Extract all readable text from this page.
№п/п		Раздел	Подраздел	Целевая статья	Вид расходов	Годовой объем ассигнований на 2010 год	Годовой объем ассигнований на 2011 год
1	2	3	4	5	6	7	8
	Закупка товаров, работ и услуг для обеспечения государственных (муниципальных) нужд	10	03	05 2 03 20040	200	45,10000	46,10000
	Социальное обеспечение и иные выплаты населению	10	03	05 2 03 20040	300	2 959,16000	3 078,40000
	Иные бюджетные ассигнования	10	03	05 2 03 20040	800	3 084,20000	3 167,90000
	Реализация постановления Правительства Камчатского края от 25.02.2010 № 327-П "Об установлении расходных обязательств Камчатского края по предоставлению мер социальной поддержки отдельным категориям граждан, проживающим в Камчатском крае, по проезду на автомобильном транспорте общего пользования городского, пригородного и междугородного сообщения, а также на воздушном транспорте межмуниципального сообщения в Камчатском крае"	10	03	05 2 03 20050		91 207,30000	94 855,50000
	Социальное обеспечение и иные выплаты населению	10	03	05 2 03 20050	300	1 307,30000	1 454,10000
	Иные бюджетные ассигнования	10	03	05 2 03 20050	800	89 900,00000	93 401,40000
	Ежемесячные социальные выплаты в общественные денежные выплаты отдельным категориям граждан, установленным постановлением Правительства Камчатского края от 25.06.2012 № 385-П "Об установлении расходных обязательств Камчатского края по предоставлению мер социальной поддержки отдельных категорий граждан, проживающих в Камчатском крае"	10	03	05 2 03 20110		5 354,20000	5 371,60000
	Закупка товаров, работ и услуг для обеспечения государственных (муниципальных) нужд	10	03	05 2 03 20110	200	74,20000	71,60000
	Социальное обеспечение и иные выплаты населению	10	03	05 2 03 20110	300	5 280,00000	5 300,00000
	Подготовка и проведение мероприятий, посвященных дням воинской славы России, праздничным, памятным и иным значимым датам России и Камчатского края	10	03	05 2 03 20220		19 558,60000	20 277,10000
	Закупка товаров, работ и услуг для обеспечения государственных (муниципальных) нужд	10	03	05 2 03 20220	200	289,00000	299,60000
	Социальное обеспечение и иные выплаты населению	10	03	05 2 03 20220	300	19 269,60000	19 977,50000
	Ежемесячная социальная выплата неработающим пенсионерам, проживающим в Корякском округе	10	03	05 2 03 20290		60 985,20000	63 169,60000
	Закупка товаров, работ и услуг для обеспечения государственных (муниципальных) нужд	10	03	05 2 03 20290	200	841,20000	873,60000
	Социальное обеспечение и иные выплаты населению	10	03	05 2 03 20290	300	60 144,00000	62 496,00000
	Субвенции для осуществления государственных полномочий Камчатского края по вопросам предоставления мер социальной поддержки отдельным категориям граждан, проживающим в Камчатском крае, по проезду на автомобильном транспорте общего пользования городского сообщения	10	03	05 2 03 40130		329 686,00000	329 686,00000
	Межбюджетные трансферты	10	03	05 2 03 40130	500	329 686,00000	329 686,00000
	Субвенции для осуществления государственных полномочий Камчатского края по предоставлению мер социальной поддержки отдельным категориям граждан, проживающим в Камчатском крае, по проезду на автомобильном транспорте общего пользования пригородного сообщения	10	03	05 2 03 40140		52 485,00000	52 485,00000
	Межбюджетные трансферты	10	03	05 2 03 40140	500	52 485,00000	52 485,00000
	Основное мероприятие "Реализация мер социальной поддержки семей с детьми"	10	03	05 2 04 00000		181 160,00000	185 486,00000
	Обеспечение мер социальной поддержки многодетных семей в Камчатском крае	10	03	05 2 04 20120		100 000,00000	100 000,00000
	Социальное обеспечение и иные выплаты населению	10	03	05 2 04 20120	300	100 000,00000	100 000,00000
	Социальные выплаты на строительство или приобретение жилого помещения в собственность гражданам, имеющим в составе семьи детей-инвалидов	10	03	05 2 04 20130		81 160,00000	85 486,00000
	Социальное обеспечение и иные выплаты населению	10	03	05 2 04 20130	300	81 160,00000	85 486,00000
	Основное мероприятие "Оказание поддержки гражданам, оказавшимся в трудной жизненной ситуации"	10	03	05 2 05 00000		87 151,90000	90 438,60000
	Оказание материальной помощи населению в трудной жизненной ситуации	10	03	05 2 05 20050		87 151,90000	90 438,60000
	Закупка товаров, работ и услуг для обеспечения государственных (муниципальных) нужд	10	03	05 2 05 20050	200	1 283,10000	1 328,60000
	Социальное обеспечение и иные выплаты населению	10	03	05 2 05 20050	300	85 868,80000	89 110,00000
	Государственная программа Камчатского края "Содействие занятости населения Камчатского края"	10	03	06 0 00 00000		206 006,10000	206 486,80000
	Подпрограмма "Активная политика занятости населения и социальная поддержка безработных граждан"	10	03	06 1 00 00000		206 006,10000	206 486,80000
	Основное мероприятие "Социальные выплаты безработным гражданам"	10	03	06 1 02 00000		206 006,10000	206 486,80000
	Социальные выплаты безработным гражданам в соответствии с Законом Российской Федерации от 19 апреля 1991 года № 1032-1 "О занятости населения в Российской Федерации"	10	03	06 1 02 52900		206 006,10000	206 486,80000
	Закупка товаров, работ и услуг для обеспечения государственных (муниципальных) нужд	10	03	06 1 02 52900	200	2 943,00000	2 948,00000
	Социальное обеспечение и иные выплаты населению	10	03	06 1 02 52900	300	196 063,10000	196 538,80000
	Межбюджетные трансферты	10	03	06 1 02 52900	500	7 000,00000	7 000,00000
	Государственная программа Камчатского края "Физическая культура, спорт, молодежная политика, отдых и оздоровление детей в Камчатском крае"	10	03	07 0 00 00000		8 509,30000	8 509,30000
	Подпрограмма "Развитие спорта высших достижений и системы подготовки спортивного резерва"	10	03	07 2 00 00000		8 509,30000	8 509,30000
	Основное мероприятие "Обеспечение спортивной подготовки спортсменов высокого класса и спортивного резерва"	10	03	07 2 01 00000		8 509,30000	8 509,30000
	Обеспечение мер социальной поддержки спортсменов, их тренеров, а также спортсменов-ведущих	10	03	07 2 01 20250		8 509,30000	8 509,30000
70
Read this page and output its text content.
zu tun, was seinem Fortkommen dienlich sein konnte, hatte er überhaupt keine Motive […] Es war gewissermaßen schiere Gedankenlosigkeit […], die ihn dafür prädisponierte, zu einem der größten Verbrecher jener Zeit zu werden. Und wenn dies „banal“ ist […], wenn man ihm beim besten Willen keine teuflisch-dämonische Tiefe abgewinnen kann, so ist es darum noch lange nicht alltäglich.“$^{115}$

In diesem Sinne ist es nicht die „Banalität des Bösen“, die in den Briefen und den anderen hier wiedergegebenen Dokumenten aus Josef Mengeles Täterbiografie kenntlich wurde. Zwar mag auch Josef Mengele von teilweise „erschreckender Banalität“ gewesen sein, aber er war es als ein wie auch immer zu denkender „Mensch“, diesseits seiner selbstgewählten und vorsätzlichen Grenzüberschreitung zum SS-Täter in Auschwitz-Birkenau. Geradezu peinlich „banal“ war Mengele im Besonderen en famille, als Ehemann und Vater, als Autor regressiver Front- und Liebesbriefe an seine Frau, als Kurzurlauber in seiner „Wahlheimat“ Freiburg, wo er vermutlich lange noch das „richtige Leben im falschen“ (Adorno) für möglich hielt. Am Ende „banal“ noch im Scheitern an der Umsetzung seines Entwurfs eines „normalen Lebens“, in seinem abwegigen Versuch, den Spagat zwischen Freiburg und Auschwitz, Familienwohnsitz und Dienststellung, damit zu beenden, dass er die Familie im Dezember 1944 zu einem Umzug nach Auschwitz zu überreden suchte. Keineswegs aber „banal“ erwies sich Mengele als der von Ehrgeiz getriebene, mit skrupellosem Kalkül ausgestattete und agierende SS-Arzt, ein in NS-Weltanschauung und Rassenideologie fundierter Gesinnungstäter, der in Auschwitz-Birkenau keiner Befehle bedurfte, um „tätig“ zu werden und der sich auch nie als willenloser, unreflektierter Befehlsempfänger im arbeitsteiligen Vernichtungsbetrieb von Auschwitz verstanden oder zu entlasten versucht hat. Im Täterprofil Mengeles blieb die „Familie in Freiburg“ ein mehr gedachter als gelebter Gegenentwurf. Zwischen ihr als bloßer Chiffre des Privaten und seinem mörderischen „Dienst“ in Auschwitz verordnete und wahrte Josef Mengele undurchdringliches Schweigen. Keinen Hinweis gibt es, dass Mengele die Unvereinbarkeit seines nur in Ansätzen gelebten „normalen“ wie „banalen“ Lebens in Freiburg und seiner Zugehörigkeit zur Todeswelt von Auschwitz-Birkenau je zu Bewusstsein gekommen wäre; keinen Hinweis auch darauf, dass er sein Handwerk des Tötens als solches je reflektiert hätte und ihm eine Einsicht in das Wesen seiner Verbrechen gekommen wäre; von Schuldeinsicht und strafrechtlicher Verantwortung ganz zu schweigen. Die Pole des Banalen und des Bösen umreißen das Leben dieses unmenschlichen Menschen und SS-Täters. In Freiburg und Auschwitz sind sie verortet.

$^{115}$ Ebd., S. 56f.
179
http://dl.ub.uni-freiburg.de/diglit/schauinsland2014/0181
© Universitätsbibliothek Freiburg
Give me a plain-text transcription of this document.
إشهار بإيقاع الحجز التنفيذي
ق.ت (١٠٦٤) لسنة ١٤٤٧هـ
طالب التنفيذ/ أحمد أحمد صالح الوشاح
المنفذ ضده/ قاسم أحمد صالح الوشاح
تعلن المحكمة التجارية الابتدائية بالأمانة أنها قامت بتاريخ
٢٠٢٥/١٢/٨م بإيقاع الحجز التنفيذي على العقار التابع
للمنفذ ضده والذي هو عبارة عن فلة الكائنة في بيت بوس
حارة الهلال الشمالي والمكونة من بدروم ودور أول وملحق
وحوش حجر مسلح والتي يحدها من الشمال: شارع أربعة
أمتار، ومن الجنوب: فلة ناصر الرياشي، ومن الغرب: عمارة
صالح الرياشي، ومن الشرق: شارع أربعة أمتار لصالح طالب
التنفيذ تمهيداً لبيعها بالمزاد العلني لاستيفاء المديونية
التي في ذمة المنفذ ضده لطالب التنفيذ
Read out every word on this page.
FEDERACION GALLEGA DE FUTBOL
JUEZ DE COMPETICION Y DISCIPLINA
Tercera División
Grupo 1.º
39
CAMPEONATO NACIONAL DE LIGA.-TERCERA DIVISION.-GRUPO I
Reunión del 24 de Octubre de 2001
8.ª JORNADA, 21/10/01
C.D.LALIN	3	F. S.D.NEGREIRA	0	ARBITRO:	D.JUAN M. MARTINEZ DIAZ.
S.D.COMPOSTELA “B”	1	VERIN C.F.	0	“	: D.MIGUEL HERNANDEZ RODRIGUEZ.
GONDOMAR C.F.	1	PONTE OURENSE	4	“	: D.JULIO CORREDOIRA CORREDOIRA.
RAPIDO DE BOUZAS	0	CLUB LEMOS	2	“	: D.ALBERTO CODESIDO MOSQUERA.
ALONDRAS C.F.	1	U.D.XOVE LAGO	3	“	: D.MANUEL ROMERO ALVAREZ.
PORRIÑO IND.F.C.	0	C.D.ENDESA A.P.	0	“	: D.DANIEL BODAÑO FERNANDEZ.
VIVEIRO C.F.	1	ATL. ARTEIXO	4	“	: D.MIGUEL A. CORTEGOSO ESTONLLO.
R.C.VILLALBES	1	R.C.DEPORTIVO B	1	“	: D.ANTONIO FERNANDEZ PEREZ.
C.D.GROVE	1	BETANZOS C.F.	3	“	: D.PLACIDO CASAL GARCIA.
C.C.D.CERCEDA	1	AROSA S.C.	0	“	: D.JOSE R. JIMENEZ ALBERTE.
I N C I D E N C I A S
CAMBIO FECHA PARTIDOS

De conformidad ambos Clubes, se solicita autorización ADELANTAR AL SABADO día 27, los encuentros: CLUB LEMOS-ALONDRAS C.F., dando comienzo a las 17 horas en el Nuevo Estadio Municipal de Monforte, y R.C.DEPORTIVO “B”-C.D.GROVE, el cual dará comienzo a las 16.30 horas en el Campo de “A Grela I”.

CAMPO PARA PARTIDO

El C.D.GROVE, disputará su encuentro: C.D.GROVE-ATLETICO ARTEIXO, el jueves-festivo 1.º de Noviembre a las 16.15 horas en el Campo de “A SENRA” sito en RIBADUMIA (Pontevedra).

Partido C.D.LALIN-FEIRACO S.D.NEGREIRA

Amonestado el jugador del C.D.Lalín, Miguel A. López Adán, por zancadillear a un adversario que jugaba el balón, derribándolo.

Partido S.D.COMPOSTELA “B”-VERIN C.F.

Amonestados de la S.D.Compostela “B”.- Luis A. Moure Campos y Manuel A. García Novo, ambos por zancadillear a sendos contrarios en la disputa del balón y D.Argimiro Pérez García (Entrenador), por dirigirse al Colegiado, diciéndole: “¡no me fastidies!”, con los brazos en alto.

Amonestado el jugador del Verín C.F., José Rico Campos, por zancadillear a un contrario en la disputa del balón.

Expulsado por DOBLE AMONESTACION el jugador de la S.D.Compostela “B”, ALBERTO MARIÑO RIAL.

####################

The exercise:
Copy all lines in the listing above where the string "شارع" appears.

Answer to this exercise:
وحوش حجر مسلح والتي يحدها من الشمال: شارع أربعة
صالح الرياشي، ومن الشرق: شارع أربعة أمتار لصالح طالب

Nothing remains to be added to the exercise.